- _SET PROBLEM_:
Wherever the string "icon" appears in the listing, copy that line.
══════════
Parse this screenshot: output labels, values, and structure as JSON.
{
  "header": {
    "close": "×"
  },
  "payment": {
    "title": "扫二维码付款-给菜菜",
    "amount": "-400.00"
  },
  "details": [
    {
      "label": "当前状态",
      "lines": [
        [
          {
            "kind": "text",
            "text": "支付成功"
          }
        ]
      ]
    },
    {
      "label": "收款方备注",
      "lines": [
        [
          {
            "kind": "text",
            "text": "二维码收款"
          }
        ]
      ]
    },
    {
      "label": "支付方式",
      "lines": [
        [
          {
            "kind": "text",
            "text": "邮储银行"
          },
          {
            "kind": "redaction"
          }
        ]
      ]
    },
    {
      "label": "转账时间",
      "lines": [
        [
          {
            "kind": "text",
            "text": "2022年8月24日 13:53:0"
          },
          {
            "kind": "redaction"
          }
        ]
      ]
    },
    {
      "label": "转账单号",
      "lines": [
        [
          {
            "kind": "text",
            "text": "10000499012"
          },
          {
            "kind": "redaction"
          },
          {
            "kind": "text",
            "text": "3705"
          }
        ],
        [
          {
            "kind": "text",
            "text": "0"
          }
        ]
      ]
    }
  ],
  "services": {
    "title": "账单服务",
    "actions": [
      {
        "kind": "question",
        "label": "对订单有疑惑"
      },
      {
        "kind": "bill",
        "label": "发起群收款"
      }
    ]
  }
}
══════════
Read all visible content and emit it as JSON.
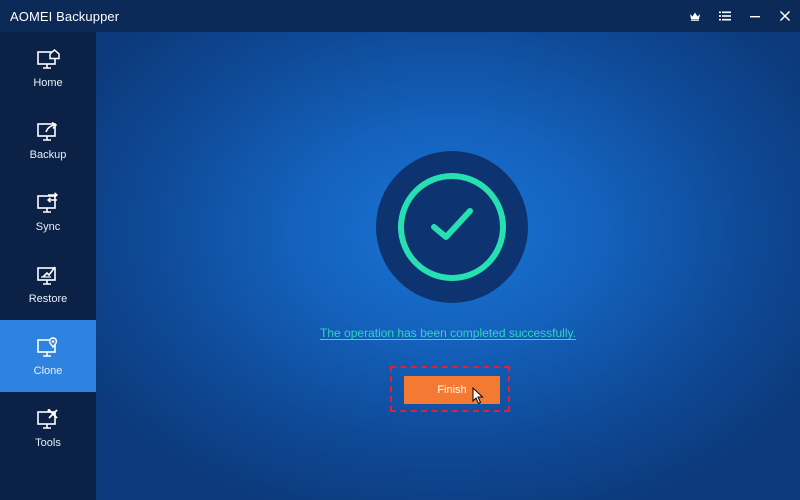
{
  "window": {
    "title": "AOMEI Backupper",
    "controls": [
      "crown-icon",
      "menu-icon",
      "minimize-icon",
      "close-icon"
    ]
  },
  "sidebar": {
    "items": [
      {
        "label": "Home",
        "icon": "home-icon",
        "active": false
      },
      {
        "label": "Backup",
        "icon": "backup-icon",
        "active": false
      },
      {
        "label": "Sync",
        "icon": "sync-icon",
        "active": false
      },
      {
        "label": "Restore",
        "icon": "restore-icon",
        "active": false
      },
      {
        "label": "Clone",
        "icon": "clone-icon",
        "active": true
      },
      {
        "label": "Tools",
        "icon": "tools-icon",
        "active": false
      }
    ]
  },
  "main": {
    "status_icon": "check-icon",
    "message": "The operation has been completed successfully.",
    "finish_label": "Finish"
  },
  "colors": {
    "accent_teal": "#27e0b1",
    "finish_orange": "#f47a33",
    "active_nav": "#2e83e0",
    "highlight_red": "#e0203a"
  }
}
══════════
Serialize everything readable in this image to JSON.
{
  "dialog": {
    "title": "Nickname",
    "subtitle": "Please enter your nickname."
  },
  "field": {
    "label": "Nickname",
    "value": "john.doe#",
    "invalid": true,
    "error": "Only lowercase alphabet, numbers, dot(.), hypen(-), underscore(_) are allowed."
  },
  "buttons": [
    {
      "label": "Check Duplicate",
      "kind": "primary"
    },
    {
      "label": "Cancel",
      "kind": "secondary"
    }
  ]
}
══════════
- _RESULT_:
      "crown-icon",
      "menu-icon",
      "minimize-icon",
      "close-icon"
        "icon": "home-icon",
        "icon": "backup-icon",
        "icon": "sync-icon",
        "icon": "restore-icon",
        "icon": "clone-icon",
        "icon": "tools-icon",
    "status_icon": "check-icon",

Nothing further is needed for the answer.